- _Your goal_: Skip the images and return the records below exactly.

- _Entries shown_:
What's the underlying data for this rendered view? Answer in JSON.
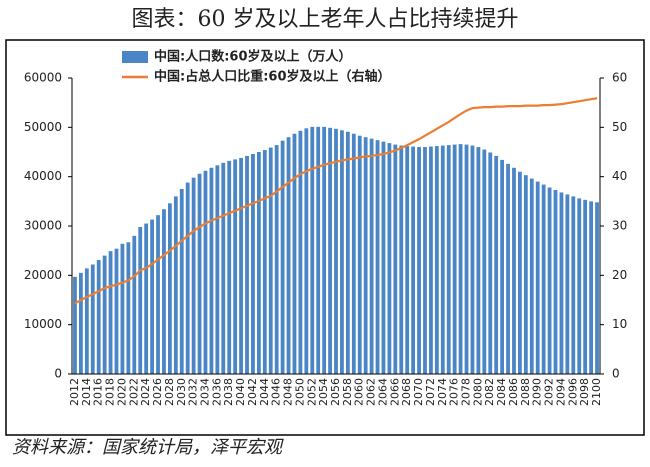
{
  "chart_data": {
    "type": "bar-line",
    "title": "图表：60 岁及以上老年人占比持续提升",
    "source": "资料来源：国家统计局，泽平宏观",
    "categories": [
      "2012",
      null,
      "2014",
      null,
      "2016",
      null,
      "2018",
      null,
      "2020",
      null,
      "2022",
      null,
      "2024",
      null,
      "2026",
      null,
      "2028",
      null,
      "2030",
      null,
      "2032",
      null,
      "2034",
      null,
      "2036",
      null,
      "2038",
      null,
      "2040",
      null,
      "2042",
      null,
      "2044",
      null,
      "2046",
      null,
      "2048",
      null,
      "2050",
      null,
      "2052",
      null,
      "2054",
      null,
      "2056",
      null,
      "2058",
      null,
      "2060",
      null,
      "2062",
      null,
      "2064",
      null,
      "2066",
      null,
      "2068",
      null,
      "2070",
      null,
      "2072",
      null,
      "2074",
      null,
      "2076",
      null,
      "2078",
      null,
      "2080",
      null,
      "2082",
      null,
      "2084",
      null,
      "2086",
      null,
      "2088",
      null,
      "2090",
      null,
      "2092",
      null,
      "2094",
      null,
      "2096",
      null,
      "2098",
      null,
      "2100"
    ],
    "series": [
      {
        "name": "中国:人口数:60岁及以上（万人）",
        "type": "bar",
        "color": "#4a86c5",
        "values": [
          19700,
          20500,
          21400,
          22200,
          23100,
          24000,
          24900,
          25400,
          26400,
          26700,
          28000,
          29800,
          30500,
          31300,
          32200,
          33400,
          34600,
          36000,
          37500,
          38800,
          39800,
          40600,
          41200,
          41800,
          42300,
          42800,
          43200,
          43500,
          43800,
          44200,
          44600,
          45000,
          45400,
          45900,
          46400,
          47300,
          48000,
          48700,
          49300,
          49800,
          50100,
          50100,
          50100,
          49900,
          49700,
          49400,
          49100,
          48700,
          48300,
          48000,
          47700,
          47400,
          47100,
          46800,
          46500,
          46300,
          46200,
          46100,
          46000,
          46000,
          46100,
          46200,
          46300,
          46400,
          46500,
          46600,
          46500,
          46300,
          46000,
          45500,
          44900,
          44200,
          43400,
          42600,
          41800,
          41000,
          40300,
          39600,
          39000,
          38400,
          37800,
          37300,
          36800,
          36400,
          36000,
          35600,
          35300,
          35000,
          34800
        ]
      },
      {
        "name": "中国:占总人口比重:60岁及以上（右轴）",
        "type": "line",
        "axis": "y2",
        "color": "#ed7d31",
        "values": [
          14.3,
          15.0,
          15.6,
          16.2,
          16.8,
          17.4,
          17.8,
          18.1,
          18.5,
          19.0,
          19.8,
          21.0,
          21.5,
          22.3,
          23.2,
          24.1,
          25.0,
          26.0,
          27.0,
          28.0,
          29.0,
          29.8,
          30.5,
          31.1,
          31.6,
          32.1,
          32.6,
          33.1,
          33.6,
          34.1,
          34.6,
          35.1,
          35.6,
          36.1,
          37.0,
          37.9,
          38.8,
          39.7,
          40.5,
          41.1,
          41.6,
          42.0,
          42.4,
          42.7,
          43.0,
          43.3,
          43.5,
          43.7,
          43.9,
          44.1,
          44.2,
          44.4,
          44.6,
          44.9,
          45.3,
          45.8,
          46.4,
          47.0,
          47.6,
          48.3,
          49.0,
          49.7,
          50.4,
          51.1,
          51.9,
          52.7,
          53.4,
          53.9,
          54.0,
          54.1,
          54.1,
          54.2,
          54.2,
          54.3,
          54.3,
          54.3,
          54.4,
          54.4,
          54.4,
          54.5,
          54.5,
          54.6,
          54.7,
          54.9,
          55.1,
          55.3,
          55.5,
          55.7,
          55.9
        ]
      }
    ],
    "ylim": [
      0,
      60000
    ],
    "yticks": [
      0,
      10000,
      20000,
      30000,
      40000,
      50000,
      60000
    ],
    "y2lim": [
      0,
      60
    ],
    "y2ticks": [
      0,
      10,
      20,
      30,
      40,
      50,
      60
    ],
    "legend": "upper left"
  }
}
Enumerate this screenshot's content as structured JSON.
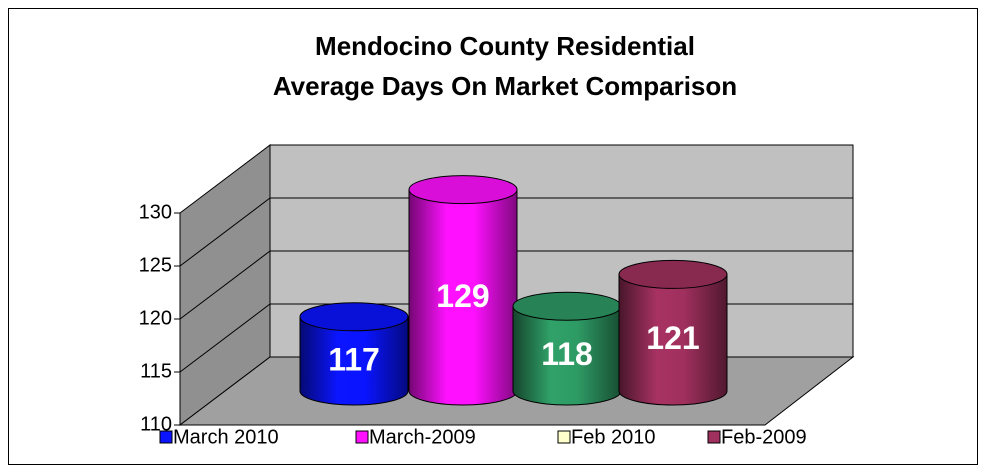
{
  "chart_data": {
    "type": "cylinder",
    "title": [
      "Mendocino County Residential",
      "Average Days On Market Comparison"
    ],
    "series": [
      {
        "name": "March 2010",
        "color": "#0a14ff",
        "swatch": "#0a14ff",
        "values": [
          117
        ]
      },
      {
        "name": "March-2009",
        "color": "#ff10ff",
        "swatch": "#ff10ff",
        "values": [
          129
        ]
      },
      {
        "name": "Feb 2010",
        "color": "#2e9a64",
        "swatch": "#ffffcc",
        "values": [
          118
        ]
      },
      {
        "name": "Feb-2009",
        "color": "#a0305e",
        "swatch": "#a0305e",
        "values": [
          121
        ]
      }
    ],
    "ylim": [
      110,
      130
    ],
    "yticks": [
      110,
      115,
      120,
      125,
      130
    ],
    "grid": true,
    "legend": "bottom"
  }
}
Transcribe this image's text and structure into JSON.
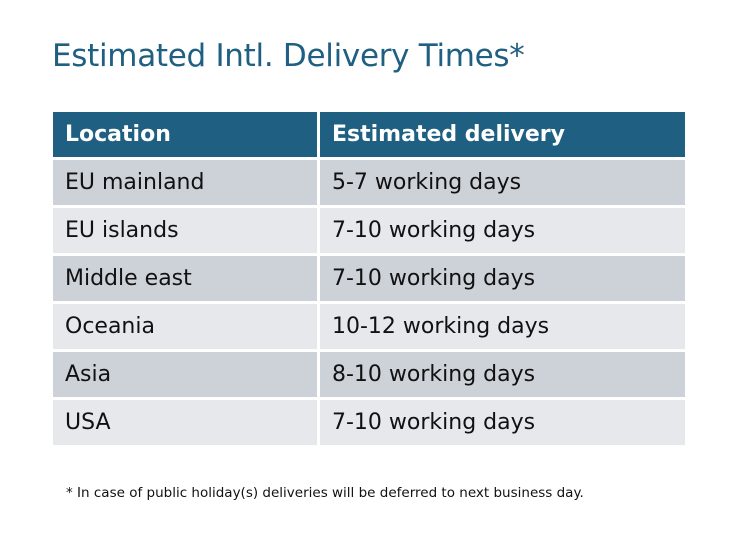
{
  "title": "Estimated Intl. Delivery Times*",
  "table": {
    "headers": [
      "Location",
      "Estimated delivery"
    ],
    "rows": [
      [
        "EU mainland",
        "5-7 working days"
      ],
      [
        "EU islands",
        "7-10 working days"
      ],
      [
        "Middle east",
        "7-10 working days"
      ],
      [
        "Oceania",
        "10-12 working days"
      ],
      [
        "Asia",
        "8-10 working days"
      ],
      [
        "USA",
        "7-10 working days"
      ]
    ]
  },
  "footnote": "* In case of public holiday(s) deliveries will be deferred to next business day.",
  "colors": {
    "accent": "#1f5f82",
    "row_dark": "#cdd1d8",
    "row_light": "#e6e8eb"
  }
}
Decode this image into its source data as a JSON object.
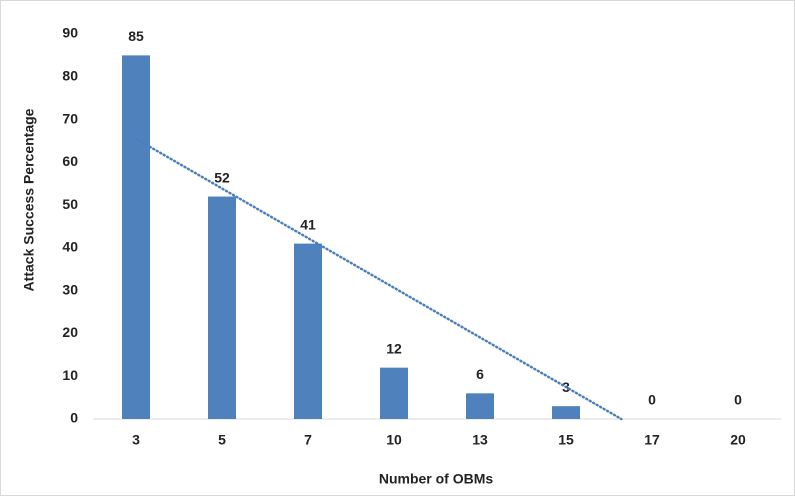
{
  "chart_data": {
    "type": "bar",
    "x_label": "Number of OBMs",
    "y_label": "Attack Success Percentage",
    "categories": [
      "3",
      "5",
      "7",
      "10",
      "13",
      "15",
      "17",
      "20"
    ],
    "values": [
      85,
      52,
      41,
      12,
      6,
      3,
      0,
      0
    ],
    "color": "#4f81bd",
    "ylim": [
      0,
      90
    ],
    "yticks": [
      0,
      10,
      20,
      30,
      40,
      50,
      60,
      70,
      80,
      90
    ],
    "grid": false,
    "trendline": "linear",
    "trendline_color": "#4a7ebb"
  }
}
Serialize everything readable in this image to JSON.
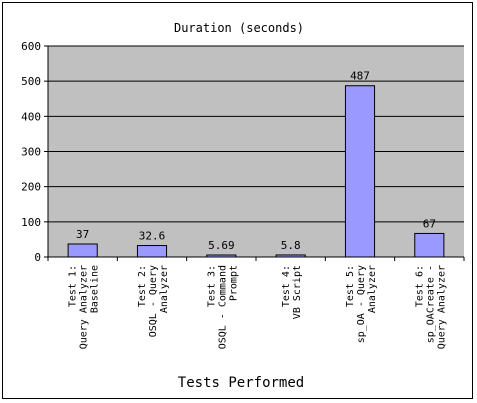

- _Exercise solution_:
What's the underlying data for this rendered view? Answer in JSON.
{
  "chart_data": {
    "type": "bar-line",
    "title": "图表：60 岁及以上老年人占比持续提升",
    "source": "资料来源：国家统计局，泽平宏观",
    "categories": [
      "2012",
      null,
      "2014",
      null,
      "2016",
      null,
      "2018",
      null,
      "2020",
      null,
      "2022",
      null,
      "2024",
      null,
      "2026",
      null,
      "2028",
      null,
      "2030",
      null,
      "2032",
      null,
      "2034",
      null,
      "2036",
      null,
      "2038",
      null,
      "2040",
      null,
      "2042",
      null,
      "2044",
      null,
      "2046",
      null,
      "2048",
      null,
      "2050",
      null,
      "2052",
      null,
      "2054",
      null,
      "2056",
      null,
      "2058",
      null,
      "2060",
      null,
      "2062",
      null,
      "2064",
      null,
      "2066",
      null,
      "2068",
      null,
      "2070",
      null,
      "2072",
      null,
      "2074",
      null,
      "2076",
      null,
      "2078",
      null,
      "2080",
      null,
      "2082",
      null,
      "2084",
      null,
      "2086",
      null,
      "2088",
      null,
      "2090",
      null,
      "2092",
      null,
      "2094",
      null,
      "2096",
      null,
      "2098",
      null,
      "2100"
    ],
    "series": [
      {
        "name": "中国:人口数:60岁及以上（万人）",
        "type": "bar",
        "color": "#4a86c5",
        "values": [
          19700,
          20500,
          21400,
          22200,
          23100,
          24000,
          24900,
          25400,
          26400,
          26700,
          28000,
          29800,
          30500,
          31300,
          32200,
          33400,
          34600,
          36000,
          37500,
          38800,
          39800,
          40600,
          41200,
          41800,
          42300,
          42800,
          43200,
          43500,
          43800,
          44200,
          44600,
          45000,
          45400,
          45900,
          46400,
          47300,
          48000,
          48700,
          49300,
          49800,
          50100,
          50100,
          50100,
          49900,
          49700,
          49400,
          49100,
          48700,
          48300,
          48000,
          47700,
          47400,
          47100,
          46800,
          46500,
          46300,
          46200,
          46100,
          46000,
          46000,
          46100,
          46200,
          46300,
          46400,
          46500,
          46600,
          46500,
          46300,
          46000,
          45500,
          44900,
          44200,
          43400,
          42600,
          41800,
          41000,
          40300,
          39600,
          39000,
          38400,
          37800,
          37300,
          36800,
          36400,
          36000,
          35600,
          35300,
          35000,
          34800
        ]
      },
      {
        "name": "中国:占总人口比重:60岁及以上（右轴）",
        "type": "line",
        "axis": "y2",
        "color": "#ed7d31",
        "values": [
          14.3,
          15.0,
          15.6,
          16.2,
          16.8,
          17.4,
          17.8,
          18.1,
          18.5,
          19.0,
          19.8,
          21.0,
          21.5,
          22.3,
          23.2,
          24.1,
          25.0,
          26.0,
          27.0,
          28.0,
          29.0,
          29.8,
          30.5,
          31.1,
          31.6,
          32.1,
          32.6,
          33.1,
          33.6,
          34.1,
          34.6,
          35.1,
          35.6,
          36.1,
          37.0,
          37.9,
          38.8,
          39.7,
          40.5,
          41.1,
          41.6,
          42.0,
          42.4,
          42.7,
          43.0,
          43.3,
          43.5,
          43.7,
          43.9,
          44.1,
          44.2,
          44.4,
          44.6,
          44.9,
          45.3,
          45.8,
          46.4,
          47.0,
          47.6,
          48.3,
          49.0,
          49.7,
          50.4,
          51.1,
          51.9,
          52.7,
          53.4,
          53.9,
          54.0,
          54.1,
          54.1,
          54.2,
          54.2,
          54.3,
          54.3,
          54.3,
          54.4,
          54.4,
          54.4,
          54.5,
          54.5,
          54.6,
          54.7,
          54.9,
          55.1,
          55.3,
          55.5,
          55.7,
          55.9
        ]
      }
    ],
    "ylim": [
      0,
      60000
    ],
    "yticks": [
      0,
      10000,
      20000,
      30000,
      40000,
      50000,
      60000
    ],
    "y2lim": [
      0,
      60
    ],
    "y2ticks": [
      0,
      10,
      20,
      30,
      40,
      50,
      60
    ],
    "legend": "upper left"
  }
}
Enumerate this screenshot's content as structured JSON.
{
  "chart_data": {
    "type": "cylinder",
    "title": [
      "Mendocino County Residential",
      "Average Days On Market Comparison"
    ],
    "series": [
      {
        "name": "March 2010",
        "color": "#0a14ff",
        "swatch": "#0a14ff",
        "values": [
          117
        ]
      },
      {
        "name": "March-2009",
        "color": "#ff10ff",
        "swatch": "#ff10ff",
        "values": [
          129
        ]
      },
      {
        "name": "Feb 2010",
        "color": "#2e9a64",
        "swatch": "#ffffcc",
        "values": [
          118
        ]
      },
      {
        "name": "Feb-2009",
        "color": "#a0305e",
        "swatch": "#a0305e",
        "values": [
          121
        ]
      }
    ],
    "ylim": [
      110,
      130
    ],
    "yticks": [
      110,
      115,
      120,
      125,
      130
    ],
    "grid": true,
    "legend": "bottom"
  }
}
Transcribe this image's text and structure into JSON.
{
  "title": "Estimated Intl. Delivery Times*",
  "table": {
    "headers": [
      "Location",
      "Estimated delivery"
    ],
    "rows": [
      [
        "EU mainland",
        "5-7 working days"
      ],
      [
        "EU islands",
        "7-10 working days"
      ],
      [
        "Middle east",
        "7-10 working days"
      ],
      [
        "Oceania",
        "10-12 working days"
      ],
      [
        "Asia",
        "8-10 working days"
      ],
      [
        "USA",
        "7-10 working days"
      ]
    ]
  },
  "footnote": "* In case of public holiday(s) deliveries will be deferred to next business day.",
  "colors": {
    "accent": "#1f5f82",
    "row_dark": "#cdd1d8",
    "row_light": "#e6e8eb"
  }
}
Decode this image into its source data as a JSON object.
{
  "chart_data": {
    "type": "bar",
    "x_label": "Number of OBMs",
    "y_label": "Attack Success Percentage",
    "categories": [
      "3",
      "5",
      "7",
      "10",
      "13",
      "15",
      "17",
      "20"
    ],
    "values": [
      85,
      52,
      41,
      12,
      6,
      3,
      0,
      0
    ],
    "color": "#4f81bd",
    "ylim": [
      0,
      90
    ],
    "yticks": [
      0,
      10,
      20,
      30,
      40,
      50,
      60,
      70,
      80,
      90
    ],
    "grid": false,
    "trendline": "linear",
    "trendline_color": "#4a7ebb"
  }
}
Serialize everything readable in this image to JSON.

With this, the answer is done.